-- DATA ROWS start --
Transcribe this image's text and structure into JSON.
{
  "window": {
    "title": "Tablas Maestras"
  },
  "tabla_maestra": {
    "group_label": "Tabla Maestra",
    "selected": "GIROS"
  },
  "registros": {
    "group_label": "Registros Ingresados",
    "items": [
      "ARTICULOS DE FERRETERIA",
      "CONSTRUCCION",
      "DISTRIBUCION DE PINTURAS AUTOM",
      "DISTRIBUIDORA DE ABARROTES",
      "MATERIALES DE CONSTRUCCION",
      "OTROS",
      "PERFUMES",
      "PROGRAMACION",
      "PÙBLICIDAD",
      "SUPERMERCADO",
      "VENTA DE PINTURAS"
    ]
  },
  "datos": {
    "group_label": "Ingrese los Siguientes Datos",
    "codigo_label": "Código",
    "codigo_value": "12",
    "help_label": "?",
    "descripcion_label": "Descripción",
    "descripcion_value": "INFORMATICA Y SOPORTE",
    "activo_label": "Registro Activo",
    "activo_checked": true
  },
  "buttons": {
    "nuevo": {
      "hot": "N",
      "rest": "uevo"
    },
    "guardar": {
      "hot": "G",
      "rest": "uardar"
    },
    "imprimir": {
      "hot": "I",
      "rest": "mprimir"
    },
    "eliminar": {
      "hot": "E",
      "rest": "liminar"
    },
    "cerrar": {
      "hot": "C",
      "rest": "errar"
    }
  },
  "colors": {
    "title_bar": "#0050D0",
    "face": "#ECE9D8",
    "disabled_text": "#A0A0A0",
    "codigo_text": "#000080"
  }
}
-- DATA ROWS end --
JOB: Output the records verbatim, from the first line to the last.

ANSWER FOR THIS EXERCISE:
Transcribe this image's text and structure into JSON.
{
  "window": {
    "title": "Tablas Maestras"
  },
  "tabla_maestra": {
    "group_label": "Tabla Maestra",
    "selected": "GIROS"
  },
  "registros": {
    "group_label": "Registros Ingresados",
    "items": [
      "ARTICULOS DE FERRETERIA",
      "CONSTRUCCION",
      "DISTRIBUCION DE PINTURAS AUTOM",
      "DISTRIBUIDORA DE ABARROTES",
      "MATERIALES DE CONSTRUCCION",
      "OTROS",
      "PERFUMES",
      "PROGRAMACION",
      "PÙBLICIDAD",
      "SUPERMERCADO",
      "VENTA DE PINTURAS"
    ]
  },
  "datos": {
    "group_label": "Ingrese los Siguientes Datos",
    "codigo_label": "Código",
    "codigo_value": "12",
    "help_label": "?",
    "descripcion_label": "Descripción",
    "descripcion_value": "INFORMATICA Y SOPORTE",
    "activo_label": "Registro Activo",
    "activo_checked": true
  },
  "buttons": {
    "nuevo": {
      "hot": "N",
      "rest": "uevo"
    },
    "guardar": {
      "hot": "G",
      "rest": "uardar"
    },
    "imprimir": {
      "hot": "I",
      "rest": "mprimir"
    },
    "eliminar": {
      "hot": "E",
      "rest": "liminar"
    },
    "cerrar": {
      "hot": "C",
      "rest": "errar"
    }
  },
  "colors": {
    "title_bar": "#0050D0",
    "face": "#ECE9D8",
    "disabled_text": "#A0A0A0",
    "codigo_text": "#000080"
  }
}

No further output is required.